### The exercise
State the number of lines, and only that number, in which the word "this" appears.

+ + + +

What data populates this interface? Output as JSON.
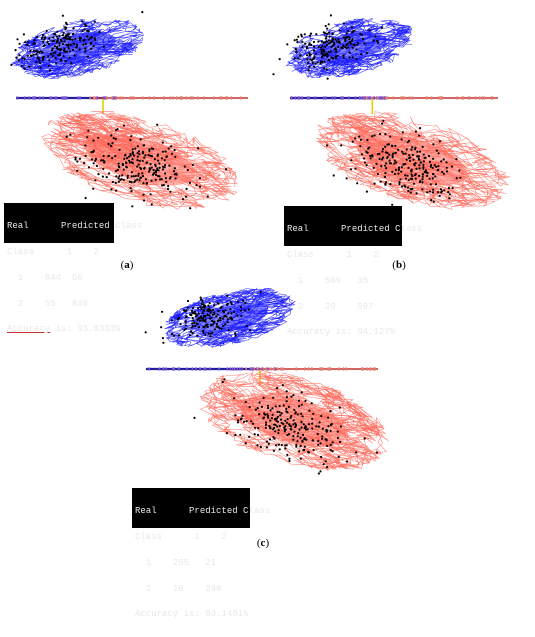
{
  "panels": [
    {
      "id": "a",
      "caption": "a",
      "table": {
        "header1": [
          "Real",
          "Predicted Class"
        ],
        "header2": [
          "Class",
          "1",
          "2"
        ],
        "rows": [
          [
            "1",
            "844",
            "56"
          ],
          [
            "2",
            "55",
            "845"
          ]
        ],
        "accuracy_label": "Accuracy",
        "accuracy_text": "is: 93.8333%"
      }
    },
    {
      "id": "b",
      "caption": "b",
      "table": {
        "header1": [
          "Real",
          "Predicted Class"
        ],
        "header2": [
          "Class",
          "1",
          "2"
        ],
        "rows": [
          [
            "1",
            "589",
            "35"
          ],
          [
            "2",
            "39",
            "597"
          ]
        ],
        "accuracy_label": "Accuracy",
        "accuracy_text": "is: 94.127%"
      }
    },
    {
      "id": "c",
      "caption": "c",
      "table": {
        "header1": [
          "Real",
          "Predicted Class"
        ],
        "header2": [
          "Class",
          "1",
          "2"
        ],
        "rows": [
          [
            "1",
            "255",
            "21"
          ],
          [
            "2",
            "16",
            "248"
          ]
        ],
        "accuracy_label": "Accuracy",
        "accuracy_text": "is: 93.1481%"
      }
    }
  ],
  "colors": {
    "class1_graph": "#1a1aff",
    "class2_graph": "#ff6a5c",
    "nodes": "#000000",
    "link": "#e0d000",
    "axis_class1": "#2020a0",
    "axis_class2": "#c83030"
  }
}
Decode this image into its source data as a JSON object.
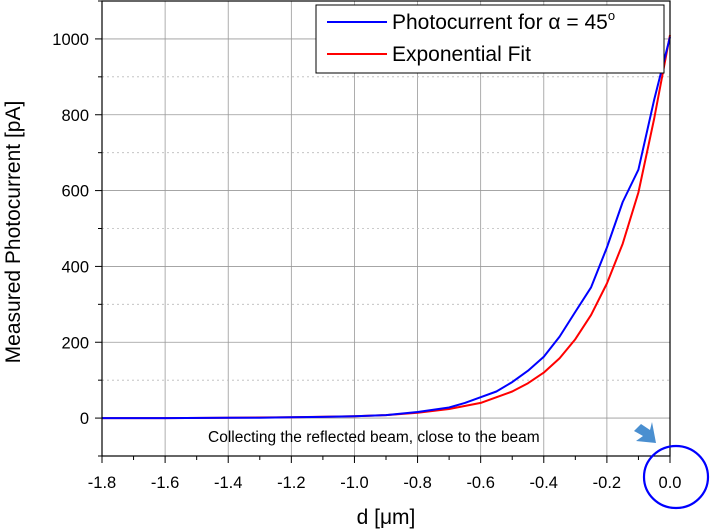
{
  "chart_data": {
    "type": "line",
    "title": "",
    "xlabel": "d [μm]",
    "ylabel": "Measured Photocurrent [pA]",
    "xlim": [
      -1.8,
      0.0
    ],
    "ylim": [
      -100,
      1100
    ],
    "xticks": [
      -1.8,
      -1.6,
      -1.4,
      -1.2,
      -1.0,
      -0.8,
      -0.6,
      -0.4,
      -0.2,
      0.0
    ],
    "yticks": [
      0,
      200,
      400,
      600,
      800,
      1000
    ],
    "xtick_labels": [
      "-1.8",
      "-1.6",
      "-1.4",
      "-1.2",
      "-1.0",
      "-0.8",
      "-0.6",
      "-0.4",
      "-0.2",
      "0.0"
    ],
    "ytick_labels": [
      "0",
      "200",
      "400",
      "600",
      "800",
      "1000"
    ],
    "grid": true,
    "legend_position": "top-right",
    "annotation": "Collecting the reflected beam, close to the beam",
    "series": [
      {
        "name": "Photocurrent for α = 45°",
        "name_main": "Photocurrent for ",
        "name_alpha": "α = 45",
        "name_sup": "o",
        "color": "#0000ff",
        "x": [
          -1.8,
          -1.6,
          -1.4,
          -1.3,
          -1.2,
          -1.1,
          -1.0,
          -0.9,
          -0.8,
          -0.7,
          -0.65,
          -0.6,
          -0.55,
          -0.5,
          -0.45,
          -0.4,
          -0.35,
          -0.3,
          -0.25,
          -0.2,
          -0.15,
          -0.1,
          -0.05,
          0.0
        ],
        "y": [
          0,
          0,
          1,
          1,
          2,
          3,
          5,
          8,
          16,
          28,
          40,
          55,
          70,
          95,
          125,
          162,
          215,
          280,
          345,
          450,
          570,
          655,
          840,
          1005
        ]
      },
      {
        "name": "Exponential Fit",
        "color": "#ff0000",
        "x": [
          -1.8,
          -1.6,
          -1.4,
          -1.2,
          -1.0,
          -0.9,
          -0.8,
          -0.7,
          -0.6,
          -0.5,
          -0.45,
          -0.4,
          -0.35,
          -0.3,
          -0.25,
          -0.2,
          -0.15,
          -0.1,
          -0.05,
          0.0
        ],
        "y": [
          0,
          0,
          1,
          2,
          5,
          8,
          14,
          24,
          40,
          70,
          92,
          120,
          158,
          208,
          272,
          355,
          460,
          595,
          790,
          1010
        ]
      }
    ]
  }
}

+ + + +

### Result below
2